What you are asked to do » Without the images, print all the entries below exactly as given.

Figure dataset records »
━━━

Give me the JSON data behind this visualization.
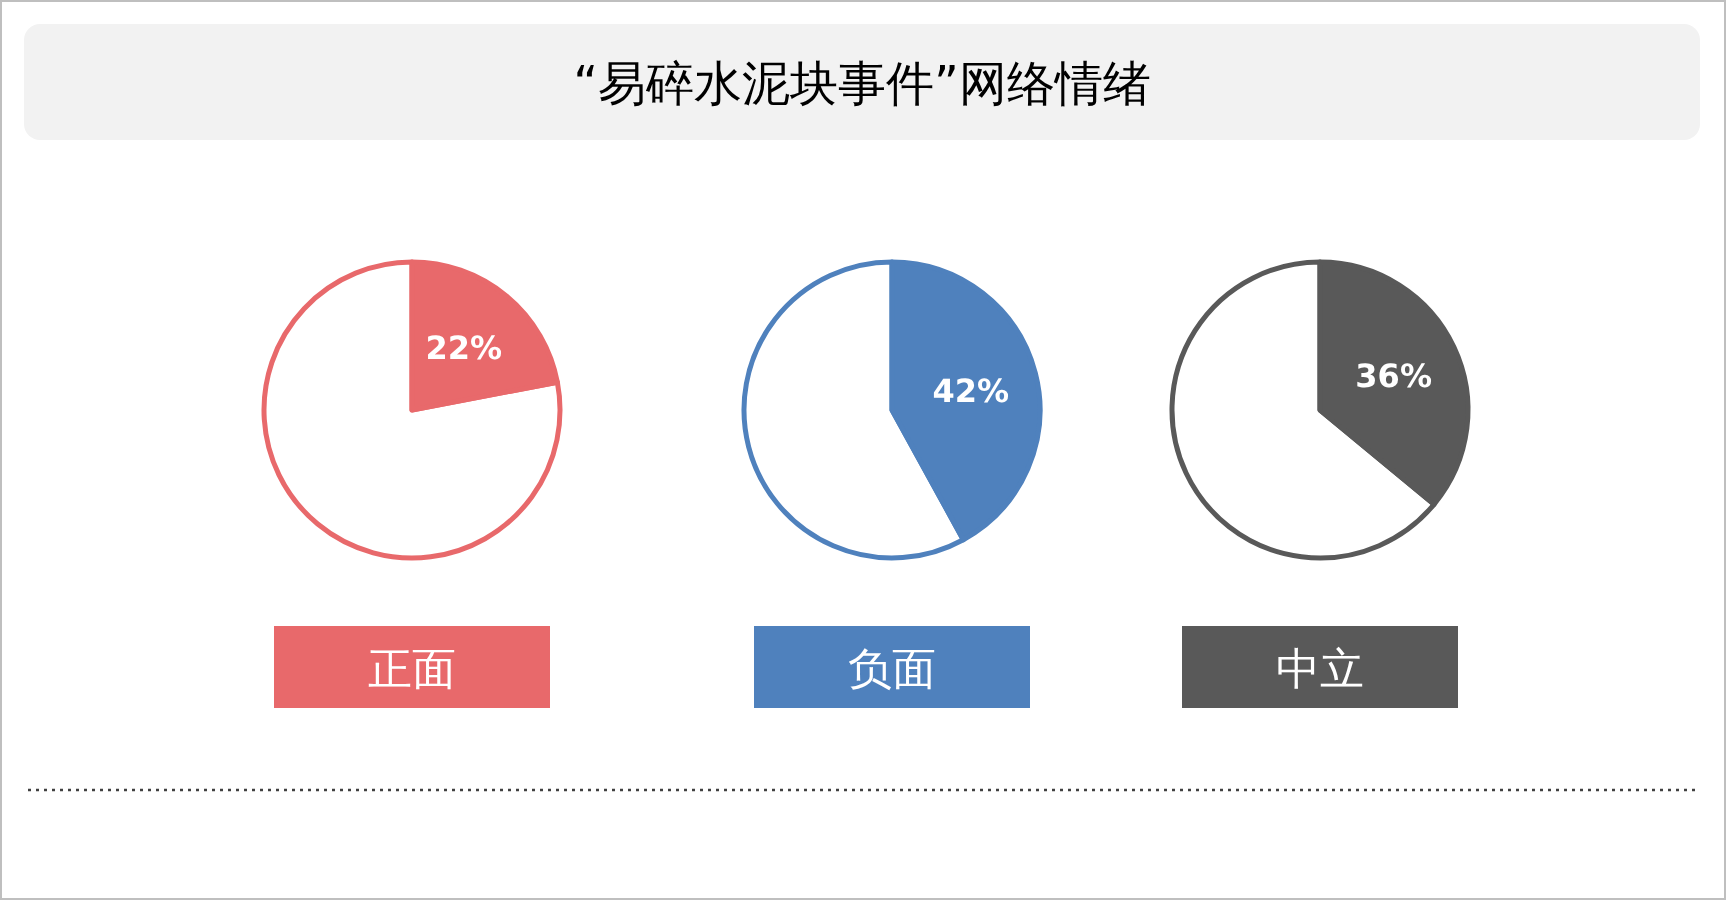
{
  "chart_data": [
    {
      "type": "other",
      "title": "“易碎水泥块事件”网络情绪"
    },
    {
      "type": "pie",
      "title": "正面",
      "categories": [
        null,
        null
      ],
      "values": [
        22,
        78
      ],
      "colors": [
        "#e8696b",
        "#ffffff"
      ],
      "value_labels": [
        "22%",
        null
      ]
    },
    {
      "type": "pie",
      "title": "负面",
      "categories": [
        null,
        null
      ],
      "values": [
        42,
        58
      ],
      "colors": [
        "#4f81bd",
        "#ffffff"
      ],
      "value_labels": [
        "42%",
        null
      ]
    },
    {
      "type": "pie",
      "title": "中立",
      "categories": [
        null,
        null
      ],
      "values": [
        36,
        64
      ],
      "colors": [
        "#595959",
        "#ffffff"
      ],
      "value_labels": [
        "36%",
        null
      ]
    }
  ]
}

━━━

Solution for this problem »
Give me the JSON data behind this visualization.
{
  "chart_data": [
    {
      "type": "other",
      "title": "“易碎水泥块事件”网络情绪"
    },
    {
      "type": "pie",
      "title": "正面",
      "categories": [
        null,
        null
      ],
      "values": [
        22,
        78
      ],
      "colors": [
        "#e8696b",
        "#ffffff"
      ],
      "value_labels": [
        "22%",
        null
      ]
    },
    {
      "type": "pie",
      "title": "负面",
      "categories": [
        null,
        null
      ],
      "values": [
        42,
        58
      ],
      "colors": [
        "#4f81bd",
        "#ffffff"
      ],
      "value_labels": [
        "42%",
        null
      ]
    },
    {
      "type": "pie",
      "title": "中立",
      "categories": [
        null,
        null
      ],
      "values": [
        36,
        64
      ],
      "colors": [
        "#595959",
        "#ffffff"
      ],
      "value_labels": [
        "36%",
        null
      ]
    }
  ]
}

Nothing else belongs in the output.